REQUIRED WORK |
Answer these questions from the case summary on the cartoons ruling:
(a) Under which Act did the publisher hold its right to freedom of speech?
(b) Which groups did the two cartoons depict negatively?
(c) To which international convention is section 61 of the Human Rights Act a legislative response?

PROVIDED PASSAGE |
▽

New Zealand High Court finds insulting cartoons did not breach hate speech legislation

Wall v Fairfax New Zealand Limited [2018] NZHC 104

Summary

The New Zealand High Court held that two cartoons published in New Zealand newspapers featuring negative depictions of Māori and Pasifika did not breach hate speech provisions in the Human Rights Act 1993 (NZ) (Human Rights Act). The Court balanced the publisher’s right to freedom of speech under the New Zealand Bill of Rights Act 1990 (NZ) (Bill of Rights) against the government’s interest in protecting individuals from harmful speech and discrimination.

This was the first time the High Court considered section 61 of the Human Rights Act, which is New Zealand’s legislative response to its treaty obligations under the International Convention on the Elimination of All Forms of Racial Discrimination 1965 (ICERD).

△

Page element annotations

▽

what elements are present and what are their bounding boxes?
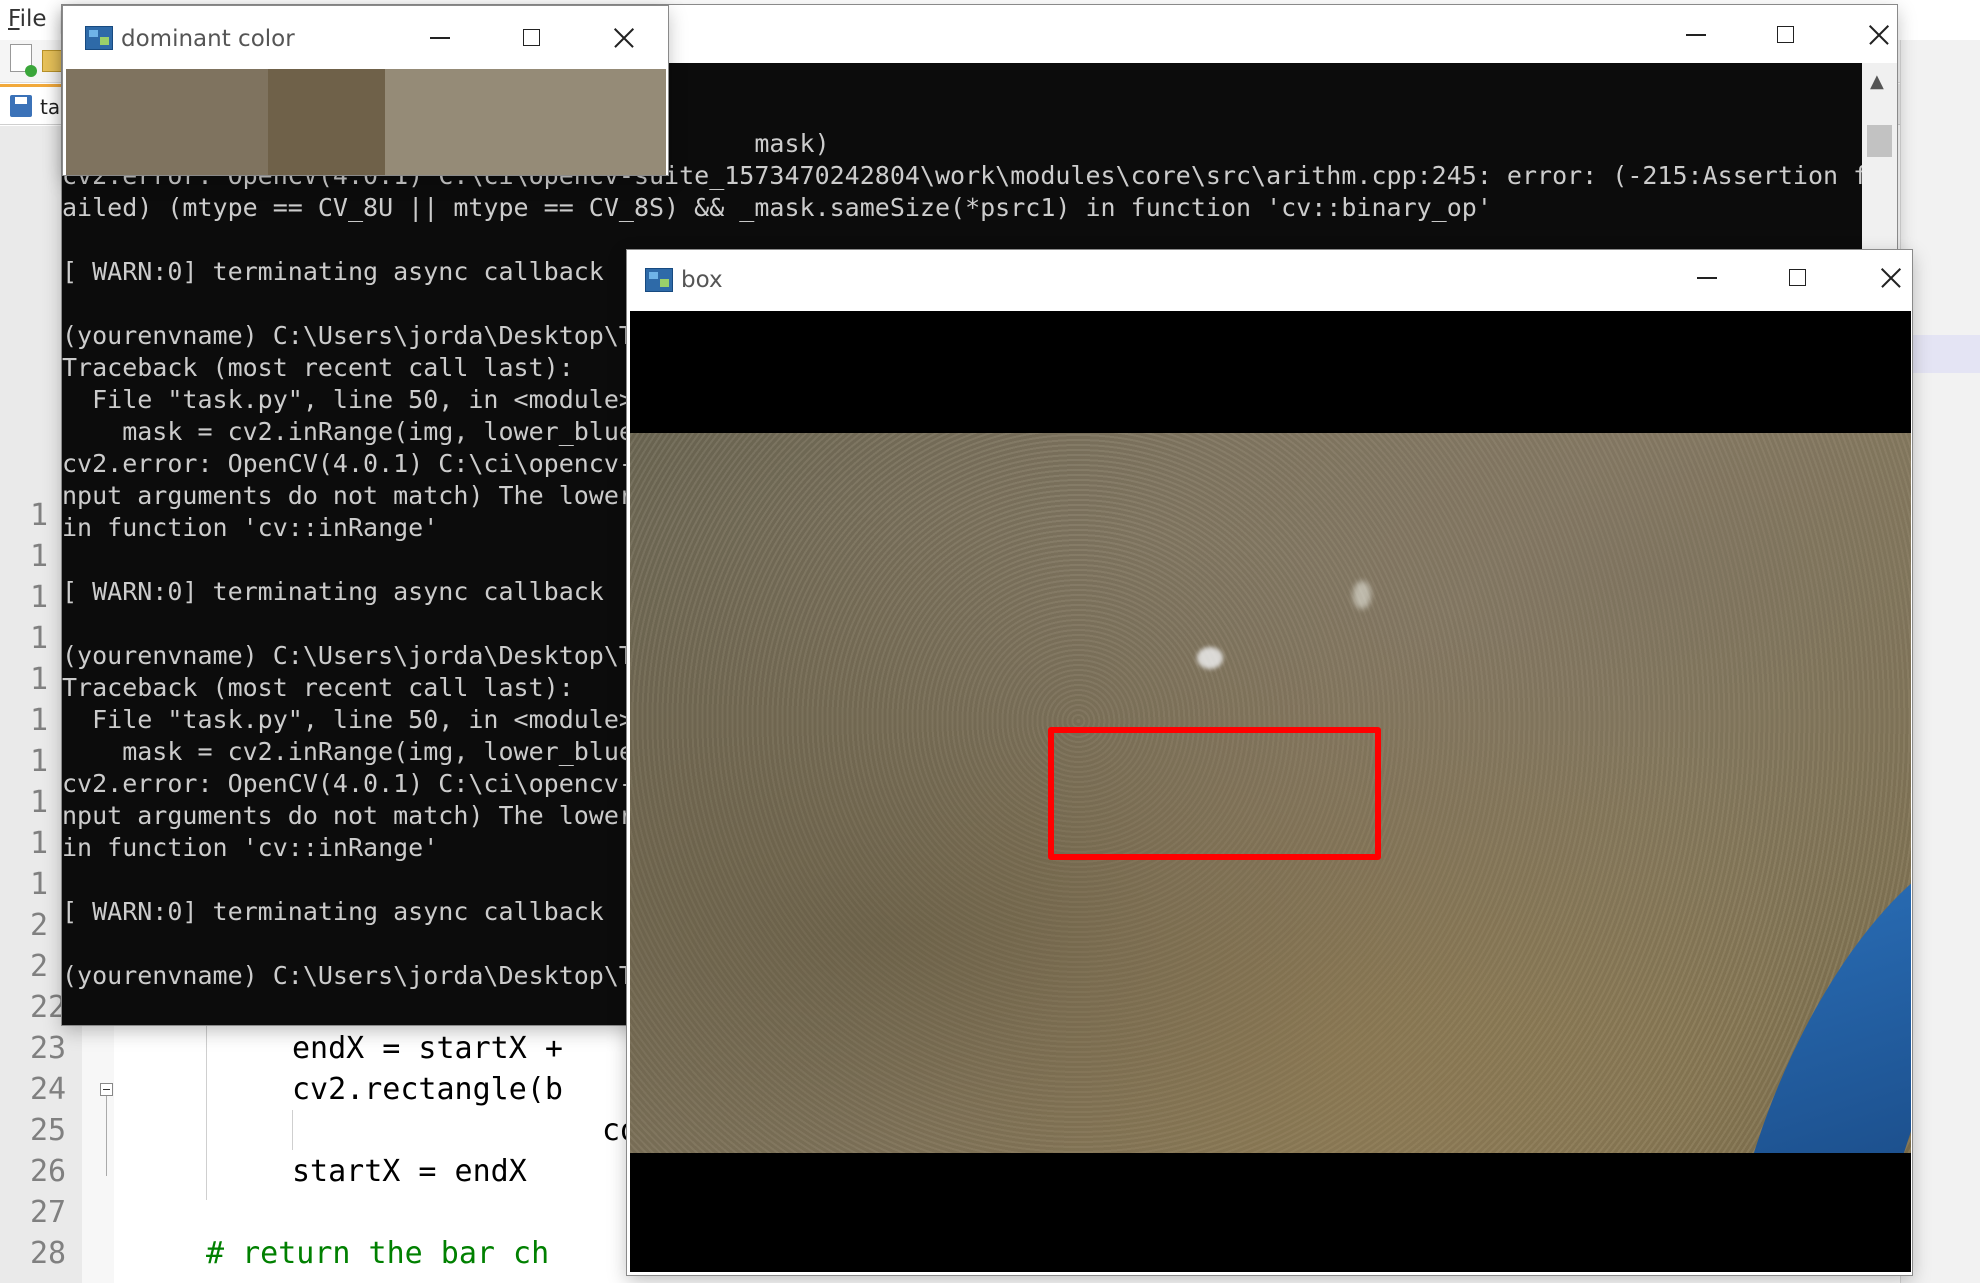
minimize-icon[interactable]: [1665, 13, 1725, 57]
console-line: [ WARN:0] terminating async callback: [62, 897, 604, 926]
console-line: nput arguments do not match) The lower: [62, 481, 634, 510]
close-icon[interactable]: [1848, 13, 1908, 57]
color-swatch-3: [385, 69, 666, 175]
console-line: in function 'cv::inRange': [62, 513, 439, 542]
console-line: [ WARN:0] terminating async callback: [62, 577, 604, 606]
scrollbar-thumb[interactable]: [1867, 125, 1892, 157]
save-icon: [10, 95, 32, 117]
console-line: File "task.py", line 50, in <module>: [62, 705, 634, 734]
color-swatch-1: [66, 69, 269, 175]
console-line: File "task.py", line 50, in <module>: [62, 385, 634, 414]
console-line: mask = cv2.inRange(img, lower_blue: [62, 737, 634, 766]
console-line: cv2.error: OpenCV(4.0.1) C:\ci\opencv-: [62, 769, 634, 798]
code-line-23[interactable]: endX = startX +: [292, 1031, 563, 1066]
code-line-26[interactable]: startX = endX: [292, 1154, 527, 1189]
dominant-color-window: dominant color: [63, 6, 668, 175]
scroll-up-arrow-icon[interactable]: ▲: [1870, 71, 1884, 92]
document-map-highlight: [1900, 335, 1980, 373]
roi-rectangle: [1048, 727, 1381, 860]
console-line: (yourenvname) C:\Users\jorda\Desktop\T: [62, 321, 634, 350]
minimize-icon[interactable]: [1676, 256, 1736, 300]
console-line: Traceback (most recent call last):: [62, 353, 574, 382]
close-icon[interactable]: [593, 16, 653, 60]
color-bar: [66, 69, 666, 175]
document-map: [1900, 40, 1980, 1283]
console-line: (yourenvname) C:\Users\jorda\Desktop\T: [62, 961, 634, 990]
console-line: (yourenvname) C:\Users\jorda\Desktop\T: [62, 641, 634, 670]
menu-file[interactable]: File: [8, 6, 47, 32]
window-title: box: [681, 267, 723, 293]
line-number: 25: [30, 1113, 67, 1148]
indent-guide: [292, 1110, 293, 1150]
dominant-color-titlebar[interactable]: dominant color: [63, 6, 668, 68]
image-speck: [1353, 581, 1371, 609]
console-line: [ WARN:0] terminating async callback: [62, 257, 604, 286]
new-file-icon[interactable]: [10, 44, 37, 77]
fold-toggle-icon[interactable]: [100, 1083, 113, 1096]
fold-line: [106, 1096, 107, 1176]
console-line: mask = cv2.inRange(img, lower_blue: [62, 417, 634, 446]
close-icon[interactable]: [1860, 256, 1920, 300]
minimize-icon[interactable]: [409, 16, 469, 60]
window-title: dominant color: [121, 26, 295, 52]
camera-image: [630, 433, 1911, 1153]
app-icon: [645, 268, 673, 292]
maximize-icon[interactable]: [501, 16, 561, 60]
image-speck: [1197, 647, 1223, 669]
line-number: 24: [30, 1072, 67, 1107]
console-line: in function 'cv::inRange': [62, 833, 439, 862]
box-titlebar[interactable]: box: [627, 250, 1912, 310]
code-line-24[interactable]: cv2.rectangle(b: [292, 1072, 563, 1107]
indent-guide: [206, 1010, 207, 1200]
line-number: 23: [30, 1031, 67, 1066]
blue-object-edge: [1747, 843, 1911, 1153]
line-number: 26: [30, 1154, 67, 1189]
maximize-icon[interactable]: [1767, 256, 1827, 300]
color-swatch-2: [268, 69, 386, 175]
box-window: box: [627, 250, 1912, 1275]
console-line: ailed) (mtype == CV_8U || mtype == CV_8S…: [62, 193, 1492, 222]
line-number: 28: [30, 1236, 67, 1271]
console-line: Traceback (most recent call last):: [62, 673, 574, 702]
code-line-28-comment[interactable]: # return the bar ch: [206, 1236, 549, 1271]
console-line: cv2.error: OpenCV(4.0.1) C:\ci\opencv-: [62, 449, 634, 478]
line-number: 27: [30, 1195, 67, 1230]
image-frame: [630, 311, 1911, 1272]
console-line: nput arguments do not match) The lower: [62, 801, 634, 830]
app-icon: [85, 26, 113, 50]
maximize-icon[interactable]: [1755, 13, 1815, 57]
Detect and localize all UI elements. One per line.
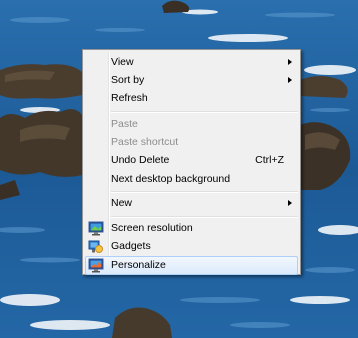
menu-item-undo-delete[interactable]: Undo Delete Ctrl+Z xyxy=(85,151,298,170)
menu-item-shortcut: Ctrl+Z xyxy=(255,154,284,166)
menu-item-label: Screen resolution xyxy=(111,222,193,234)
menu-item-label: Paste shortcut xyxy=(111,136,179,148)
menu-item-label: Refresh xyxy=(111,92,148,104)
submenu-arrow-icon xyxy=(288,77,292,83)
menu-separator xyxy=(111,216,298,218)
menu-item-label: Undo Delete xyxy=(111,154,170,166)
menu-item-label: Personalize xyxy=(111,259,166,271)
menu-item-screen-resolution[interactable]: Screen resolution xyxy=(85,219,298,238)
desktop-context-menu: View Sort by Refresh Paste Paste shortcu… xyxy=(82,49,301,275)
menu-item-label: New xyxy=(111,197,133,209)
menu-item-label: Gadgets xyxy=(111,240,151,252)
menu-item-new[interactable]: New xyxy=(85,194,298,213)
menu-item-paste-shortcut: Paste shortcut xyxy=(85,133,298,152)
gadgets-icon xyxy=(88,240,103,253)
menu-item-next-desktop-background[interactable]: Next desktop background xyxy=(85,170,298,189)
menu-item-personalize[interactable]: Personalize xyxy=(85,256,298,275)
menu-item-label: View xyxy=(111,56,134,68)
menu-separator xyxy=(111,191,298,193)
menu-item-label: Sort by xyxy=(111,74,145,86)
menu-item-view[interactable]: View xyxy=(85,53,298,72)
menu-item-paste: Paste xyxy=(85,115,298,134)
screen-resolution-icon xyxy=(88,221,104,236)
menu-separator xyxy=(111,111,298,113)
menu-item-refresh[interactable]: Refresh xyxy=(85,89,298,108)
menu-item-gadgets[interactable]: Gadgets xyxy=(85,237,298,256)
menu-item-sort-by[interactable]: Sort by xyxy=(85,71,298,90)
submenu-arrow-icon xyxy=(288,59,292,65)
submenu-arrow-icon xyxy=(288,200,292,206)
menu-item-label: Paste xyxy=(111,118,138,130)
personalize-icon xyxy=(88,258,104,273)
desktop-background[interactable]: View Sort by Refresh Paste Paste shortcu… xyxy=(0,0,358,338)
menu-item-label: Next desktop background xyxy=(111,173,231,185)
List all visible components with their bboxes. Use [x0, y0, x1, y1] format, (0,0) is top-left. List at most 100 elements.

△

WRITTEN RESPONSE |
(a) The New Zealand Bill of Rights Act 1990 (NZ).
(b) Māori and Pasifika.
(c) The International Convention on the Elimination of All Forms of Racial Discrimination 1965 (ICERD).